** START Data to use **

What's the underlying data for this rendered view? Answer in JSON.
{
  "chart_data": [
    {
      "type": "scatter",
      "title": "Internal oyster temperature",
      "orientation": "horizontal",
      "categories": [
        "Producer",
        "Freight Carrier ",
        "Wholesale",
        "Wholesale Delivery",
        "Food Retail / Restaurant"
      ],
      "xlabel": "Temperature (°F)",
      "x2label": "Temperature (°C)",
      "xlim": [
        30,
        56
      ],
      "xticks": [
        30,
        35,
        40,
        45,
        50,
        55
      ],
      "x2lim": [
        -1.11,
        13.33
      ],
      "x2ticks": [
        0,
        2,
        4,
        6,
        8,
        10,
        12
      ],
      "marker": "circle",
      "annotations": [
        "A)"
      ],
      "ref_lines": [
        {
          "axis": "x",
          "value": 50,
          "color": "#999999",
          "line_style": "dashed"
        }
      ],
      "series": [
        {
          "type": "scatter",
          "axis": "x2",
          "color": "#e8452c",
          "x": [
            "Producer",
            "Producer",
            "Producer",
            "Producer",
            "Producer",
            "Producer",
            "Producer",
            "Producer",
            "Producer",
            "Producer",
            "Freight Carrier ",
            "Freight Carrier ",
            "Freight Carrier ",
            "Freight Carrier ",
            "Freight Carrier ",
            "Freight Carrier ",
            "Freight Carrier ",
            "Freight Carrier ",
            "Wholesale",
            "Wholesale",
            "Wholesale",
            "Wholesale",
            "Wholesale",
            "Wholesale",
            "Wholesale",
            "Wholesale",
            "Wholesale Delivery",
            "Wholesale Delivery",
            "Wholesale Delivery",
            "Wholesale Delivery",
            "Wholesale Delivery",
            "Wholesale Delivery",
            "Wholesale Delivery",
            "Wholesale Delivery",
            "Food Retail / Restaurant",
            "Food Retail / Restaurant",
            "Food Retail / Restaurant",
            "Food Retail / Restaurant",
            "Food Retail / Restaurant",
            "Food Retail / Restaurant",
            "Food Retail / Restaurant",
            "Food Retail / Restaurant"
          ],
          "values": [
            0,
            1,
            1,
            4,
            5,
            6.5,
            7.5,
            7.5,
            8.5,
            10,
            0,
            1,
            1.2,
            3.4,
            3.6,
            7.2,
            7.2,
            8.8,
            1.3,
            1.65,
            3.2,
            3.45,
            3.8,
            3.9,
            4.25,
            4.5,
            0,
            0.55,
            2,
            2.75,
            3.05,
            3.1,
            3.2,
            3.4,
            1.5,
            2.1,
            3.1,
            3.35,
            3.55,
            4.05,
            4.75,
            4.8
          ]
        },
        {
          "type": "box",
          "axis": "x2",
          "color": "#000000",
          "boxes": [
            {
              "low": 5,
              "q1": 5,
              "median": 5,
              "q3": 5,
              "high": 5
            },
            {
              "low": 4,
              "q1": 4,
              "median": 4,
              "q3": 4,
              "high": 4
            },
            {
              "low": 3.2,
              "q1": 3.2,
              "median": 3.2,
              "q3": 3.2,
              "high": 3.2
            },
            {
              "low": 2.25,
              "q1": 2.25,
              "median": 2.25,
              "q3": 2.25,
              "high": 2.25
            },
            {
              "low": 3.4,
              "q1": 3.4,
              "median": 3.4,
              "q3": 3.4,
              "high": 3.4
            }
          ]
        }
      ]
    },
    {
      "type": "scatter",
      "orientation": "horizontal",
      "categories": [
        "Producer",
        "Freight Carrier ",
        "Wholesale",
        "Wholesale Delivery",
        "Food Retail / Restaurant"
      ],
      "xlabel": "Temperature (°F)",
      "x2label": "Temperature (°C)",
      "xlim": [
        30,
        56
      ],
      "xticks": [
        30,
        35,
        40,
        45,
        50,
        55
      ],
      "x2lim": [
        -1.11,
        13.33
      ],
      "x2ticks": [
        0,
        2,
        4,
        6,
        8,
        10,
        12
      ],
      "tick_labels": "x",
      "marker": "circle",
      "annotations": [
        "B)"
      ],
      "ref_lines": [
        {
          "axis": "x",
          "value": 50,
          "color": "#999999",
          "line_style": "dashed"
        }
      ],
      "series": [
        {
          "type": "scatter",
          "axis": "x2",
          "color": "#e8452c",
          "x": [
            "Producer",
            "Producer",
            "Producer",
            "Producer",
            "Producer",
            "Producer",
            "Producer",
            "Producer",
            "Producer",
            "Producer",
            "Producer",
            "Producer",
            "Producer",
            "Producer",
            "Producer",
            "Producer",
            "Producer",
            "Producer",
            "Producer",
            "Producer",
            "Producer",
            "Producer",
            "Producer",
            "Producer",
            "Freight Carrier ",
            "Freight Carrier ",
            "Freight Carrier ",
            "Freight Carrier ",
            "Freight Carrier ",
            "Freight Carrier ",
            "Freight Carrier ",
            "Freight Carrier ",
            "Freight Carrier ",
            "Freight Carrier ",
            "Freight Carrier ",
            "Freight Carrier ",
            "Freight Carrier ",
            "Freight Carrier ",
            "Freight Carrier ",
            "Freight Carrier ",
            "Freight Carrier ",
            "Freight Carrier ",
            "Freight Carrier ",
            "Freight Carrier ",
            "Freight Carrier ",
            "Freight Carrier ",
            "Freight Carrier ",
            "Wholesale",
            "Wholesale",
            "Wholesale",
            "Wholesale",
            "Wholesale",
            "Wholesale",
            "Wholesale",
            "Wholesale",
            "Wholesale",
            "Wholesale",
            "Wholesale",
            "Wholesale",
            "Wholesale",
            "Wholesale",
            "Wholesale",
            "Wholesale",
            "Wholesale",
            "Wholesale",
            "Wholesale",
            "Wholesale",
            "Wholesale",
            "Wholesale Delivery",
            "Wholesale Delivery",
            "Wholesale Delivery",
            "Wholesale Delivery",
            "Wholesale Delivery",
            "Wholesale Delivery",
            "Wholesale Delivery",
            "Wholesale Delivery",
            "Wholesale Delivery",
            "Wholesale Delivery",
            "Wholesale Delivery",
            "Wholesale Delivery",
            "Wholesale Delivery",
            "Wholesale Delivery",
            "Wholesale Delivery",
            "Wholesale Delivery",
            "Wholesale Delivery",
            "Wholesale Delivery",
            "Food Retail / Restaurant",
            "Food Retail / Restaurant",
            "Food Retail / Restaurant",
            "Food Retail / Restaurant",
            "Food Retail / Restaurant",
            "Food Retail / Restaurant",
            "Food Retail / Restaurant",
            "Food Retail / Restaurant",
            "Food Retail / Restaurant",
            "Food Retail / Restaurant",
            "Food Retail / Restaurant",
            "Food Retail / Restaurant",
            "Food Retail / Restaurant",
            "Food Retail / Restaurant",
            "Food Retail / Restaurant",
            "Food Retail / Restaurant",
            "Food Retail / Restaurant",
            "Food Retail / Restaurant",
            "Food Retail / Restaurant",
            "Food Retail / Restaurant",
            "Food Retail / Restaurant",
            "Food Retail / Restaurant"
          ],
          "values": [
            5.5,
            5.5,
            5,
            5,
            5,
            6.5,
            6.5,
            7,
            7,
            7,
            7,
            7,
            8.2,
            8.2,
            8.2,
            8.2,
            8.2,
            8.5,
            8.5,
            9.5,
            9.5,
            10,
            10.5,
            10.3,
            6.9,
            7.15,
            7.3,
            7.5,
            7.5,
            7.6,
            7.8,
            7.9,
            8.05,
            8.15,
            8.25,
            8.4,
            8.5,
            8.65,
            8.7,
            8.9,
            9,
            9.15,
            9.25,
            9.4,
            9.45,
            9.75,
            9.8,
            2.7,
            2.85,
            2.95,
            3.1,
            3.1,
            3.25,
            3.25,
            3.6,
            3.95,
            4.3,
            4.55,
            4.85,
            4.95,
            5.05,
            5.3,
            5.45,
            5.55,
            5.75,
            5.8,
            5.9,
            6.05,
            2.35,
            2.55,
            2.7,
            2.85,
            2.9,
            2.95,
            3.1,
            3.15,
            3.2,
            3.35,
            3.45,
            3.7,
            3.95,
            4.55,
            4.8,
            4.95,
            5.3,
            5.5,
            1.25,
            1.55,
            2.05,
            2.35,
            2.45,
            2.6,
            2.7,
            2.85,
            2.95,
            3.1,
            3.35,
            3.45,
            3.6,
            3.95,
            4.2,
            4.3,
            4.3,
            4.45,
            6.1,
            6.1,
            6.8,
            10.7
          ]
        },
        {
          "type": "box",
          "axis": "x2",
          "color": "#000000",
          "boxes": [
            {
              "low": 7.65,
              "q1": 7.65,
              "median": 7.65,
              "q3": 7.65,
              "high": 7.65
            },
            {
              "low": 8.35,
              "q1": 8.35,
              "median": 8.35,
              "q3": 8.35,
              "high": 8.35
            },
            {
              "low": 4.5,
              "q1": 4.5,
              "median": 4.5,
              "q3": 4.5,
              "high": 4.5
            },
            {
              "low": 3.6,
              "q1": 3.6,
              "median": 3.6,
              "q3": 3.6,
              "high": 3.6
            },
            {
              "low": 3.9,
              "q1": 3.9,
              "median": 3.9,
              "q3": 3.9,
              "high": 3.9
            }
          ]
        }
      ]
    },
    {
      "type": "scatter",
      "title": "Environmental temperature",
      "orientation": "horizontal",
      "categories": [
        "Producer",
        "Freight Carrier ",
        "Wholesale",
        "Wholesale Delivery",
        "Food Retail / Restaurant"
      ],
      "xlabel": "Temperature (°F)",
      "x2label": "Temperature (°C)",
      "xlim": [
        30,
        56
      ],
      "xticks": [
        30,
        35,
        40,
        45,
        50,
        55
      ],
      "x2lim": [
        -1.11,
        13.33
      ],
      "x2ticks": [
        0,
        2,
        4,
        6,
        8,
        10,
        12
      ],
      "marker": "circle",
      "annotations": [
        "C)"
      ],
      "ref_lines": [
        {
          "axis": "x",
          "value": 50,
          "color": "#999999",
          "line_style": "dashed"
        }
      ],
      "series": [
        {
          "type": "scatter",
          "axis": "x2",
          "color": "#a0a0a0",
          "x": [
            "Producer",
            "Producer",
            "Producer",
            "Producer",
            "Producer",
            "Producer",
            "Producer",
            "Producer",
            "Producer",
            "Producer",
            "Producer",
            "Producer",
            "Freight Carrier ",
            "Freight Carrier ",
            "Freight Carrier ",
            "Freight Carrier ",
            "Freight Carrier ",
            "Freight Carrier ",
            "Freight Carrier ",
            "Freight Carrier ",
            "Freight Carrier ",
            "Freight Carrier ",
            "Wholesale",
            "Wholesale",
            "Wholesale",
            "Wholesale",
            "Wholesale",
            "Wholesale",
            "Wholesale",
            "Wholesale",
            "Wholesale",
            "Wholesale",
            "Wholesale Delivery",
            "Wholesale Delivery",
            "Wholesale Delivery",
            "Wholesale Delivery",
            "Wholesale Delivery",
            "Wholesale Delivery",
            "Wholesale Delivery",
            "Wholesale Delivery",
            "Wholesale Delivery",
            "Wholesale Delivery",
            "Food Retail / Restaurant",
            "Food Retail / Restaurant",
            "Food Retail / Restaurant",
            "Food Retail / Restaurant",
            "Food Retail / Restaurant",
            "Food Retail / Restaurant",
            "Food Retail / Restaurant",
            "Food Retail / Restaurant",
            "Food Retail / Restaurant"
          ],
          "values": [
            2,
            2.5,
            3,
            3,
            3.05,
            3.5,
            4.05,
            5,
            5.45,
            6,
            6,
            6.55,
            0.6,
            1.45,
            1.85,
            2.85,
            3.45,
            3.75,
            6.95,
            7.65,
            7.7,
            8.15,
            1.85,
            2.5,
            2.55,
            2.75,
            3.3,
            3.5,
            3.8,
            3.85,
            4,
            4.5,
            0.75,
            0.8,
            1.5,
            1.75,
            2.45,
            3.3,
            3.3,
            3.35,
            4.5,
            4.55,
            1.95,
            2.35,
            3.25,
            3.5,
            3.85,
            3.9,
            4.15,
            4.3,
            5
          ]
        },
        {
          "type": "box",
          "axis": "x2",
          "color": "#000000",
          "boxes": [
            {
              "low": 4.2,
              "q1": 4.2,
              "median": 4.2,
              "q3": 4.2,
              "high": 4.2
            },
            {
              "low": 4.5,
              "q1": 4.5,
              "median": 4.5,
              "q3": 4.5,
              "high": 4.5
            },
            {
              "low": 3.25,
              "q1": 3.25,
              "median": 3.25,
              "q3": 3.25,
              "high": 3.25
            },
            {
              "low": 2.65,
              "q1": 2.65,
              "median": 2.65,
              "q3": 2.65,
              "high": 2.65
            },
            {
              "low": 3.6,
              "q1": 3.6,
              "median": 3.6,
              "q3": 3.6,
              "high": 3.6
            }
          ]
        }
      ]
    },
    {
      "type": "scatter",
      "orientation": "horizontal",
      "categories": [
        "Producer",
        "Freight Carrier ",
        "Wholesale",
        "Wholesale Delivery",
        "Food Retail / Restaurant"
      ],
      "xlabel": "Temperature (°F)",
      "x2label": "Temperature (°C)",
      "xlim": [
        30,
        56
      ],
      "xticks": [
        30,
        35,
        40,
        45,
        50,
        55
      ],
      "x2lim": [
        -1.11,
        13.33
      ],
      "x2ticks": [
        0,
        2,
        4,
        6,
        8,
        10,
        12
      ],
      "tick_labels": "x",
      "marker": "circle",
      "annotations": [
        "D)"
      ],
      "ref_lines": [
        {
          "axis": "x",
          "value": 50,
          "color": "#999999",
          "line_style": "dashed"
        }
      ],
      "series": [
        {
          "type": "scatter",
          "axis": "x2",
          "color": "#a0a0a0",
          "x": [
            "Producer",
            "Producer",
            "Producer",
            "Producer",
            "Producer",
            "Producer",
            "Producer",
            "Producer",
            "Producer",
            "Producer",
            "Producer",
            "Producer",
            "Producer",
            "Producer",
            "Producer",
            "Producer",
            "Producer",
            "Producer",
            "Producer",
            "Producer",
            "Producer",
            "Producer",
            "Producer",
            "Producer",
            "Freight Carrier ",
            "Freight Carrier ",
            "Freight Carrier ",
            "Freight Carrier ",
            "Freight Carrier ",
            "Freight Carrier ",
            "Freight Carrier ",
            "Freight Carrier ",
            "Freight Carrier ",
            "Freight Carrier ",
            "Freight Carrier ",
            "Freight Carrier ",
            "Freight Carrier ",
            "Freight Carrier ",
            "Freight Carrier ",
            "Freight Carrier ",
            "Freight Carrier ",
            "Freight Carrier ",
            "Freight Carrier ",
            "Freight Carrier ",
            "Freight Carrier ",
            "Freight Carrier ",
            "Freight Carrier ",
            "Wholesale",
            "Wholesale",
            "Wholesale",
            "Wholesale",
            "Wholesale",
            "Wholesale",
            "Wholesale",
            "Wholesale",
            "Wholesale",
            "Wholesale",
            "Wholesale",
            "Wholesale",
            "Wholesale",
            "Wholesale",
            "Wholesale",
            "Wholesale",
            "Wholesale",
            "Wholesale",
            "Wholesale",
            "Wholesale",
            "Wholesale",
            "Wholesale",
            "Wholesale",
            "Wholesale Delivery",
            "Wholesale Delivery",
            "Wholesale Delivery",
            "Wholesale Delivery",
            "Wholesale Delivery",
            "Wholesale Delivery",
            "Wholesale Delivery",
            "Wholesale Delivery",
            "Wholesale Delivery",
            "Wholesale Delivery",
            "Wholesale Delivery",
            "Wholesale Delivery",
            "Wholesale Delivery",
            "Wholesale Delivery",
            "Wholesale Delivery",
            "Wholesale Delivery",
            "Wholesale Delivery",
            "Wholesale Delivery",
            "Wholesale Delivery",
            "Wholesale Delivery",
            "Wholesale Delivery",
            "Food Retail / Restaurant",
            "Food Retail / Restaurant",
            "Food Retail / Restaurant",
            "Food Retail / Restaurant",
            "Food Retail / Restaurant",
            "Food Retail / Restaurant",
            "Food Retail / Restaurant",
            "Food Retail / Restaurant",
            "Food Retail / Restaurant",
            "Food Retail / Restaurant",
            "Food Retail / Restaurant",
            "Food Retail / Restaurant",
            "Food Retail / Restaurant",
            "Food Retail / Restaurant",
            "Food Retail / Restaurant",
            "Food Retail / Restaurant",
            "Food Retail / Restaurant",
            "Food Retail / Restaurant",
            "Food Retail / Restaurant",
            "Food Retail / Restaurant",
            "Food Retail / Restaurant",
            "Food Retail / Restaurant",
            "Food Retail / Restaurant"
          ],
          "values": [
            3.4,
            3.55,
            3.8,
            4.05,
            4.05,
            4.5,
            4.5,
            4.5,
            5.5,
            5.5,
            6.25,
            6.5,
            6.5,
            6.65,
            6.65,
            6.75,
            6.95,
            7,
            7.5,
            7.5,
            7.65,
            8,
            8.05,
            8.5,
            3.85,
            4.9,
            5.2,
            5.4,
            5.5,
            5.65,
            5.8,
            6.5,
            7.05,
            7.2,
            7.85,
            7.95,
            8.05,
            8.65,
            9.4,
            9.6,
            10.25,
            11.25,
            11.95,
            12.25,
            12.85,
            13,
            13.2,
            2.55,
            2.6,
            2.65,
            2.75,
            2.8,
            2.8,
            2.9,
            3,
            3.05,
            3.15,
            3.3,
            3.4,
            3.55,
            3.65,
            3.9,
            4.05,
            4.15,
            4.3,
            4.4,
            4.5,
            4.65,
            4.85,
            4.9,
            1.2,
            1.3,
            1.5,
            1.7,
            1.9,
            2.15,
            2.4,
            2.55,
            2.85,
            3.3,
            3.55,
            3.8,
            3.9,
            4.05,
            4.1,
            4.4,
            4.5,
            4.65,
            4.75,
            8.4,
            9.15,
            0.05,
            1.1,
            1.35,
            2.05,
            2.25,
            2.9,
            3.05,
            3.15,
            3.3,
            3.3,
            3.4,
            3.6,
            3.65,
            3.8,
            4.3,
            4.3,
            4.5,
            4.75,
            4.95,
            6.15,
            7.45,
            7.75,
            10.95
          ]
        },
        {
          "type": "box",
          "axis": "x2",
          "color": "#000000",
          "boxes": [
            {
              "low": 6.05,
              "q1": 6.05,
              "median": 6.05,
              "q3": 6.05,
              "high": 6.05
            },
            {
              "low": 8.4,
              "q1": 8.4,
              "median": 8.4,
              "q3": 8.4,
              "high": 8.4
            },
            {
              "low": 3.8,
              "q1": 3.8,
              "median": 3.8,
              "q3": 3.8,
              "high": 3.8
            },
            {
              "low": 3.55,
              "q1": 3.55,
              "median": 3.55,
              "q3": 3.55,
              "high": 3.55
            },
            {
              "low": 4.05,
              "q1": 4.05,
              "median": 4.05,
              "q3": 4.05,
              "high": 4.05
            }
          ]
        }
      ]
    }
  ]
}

** END Data to use **

> Instructions to follow
Gather all lines from the records above in which "title" appears.

> Result of the task
      "title": "Internal oyster temperature",
      "title": "Environmental temperature",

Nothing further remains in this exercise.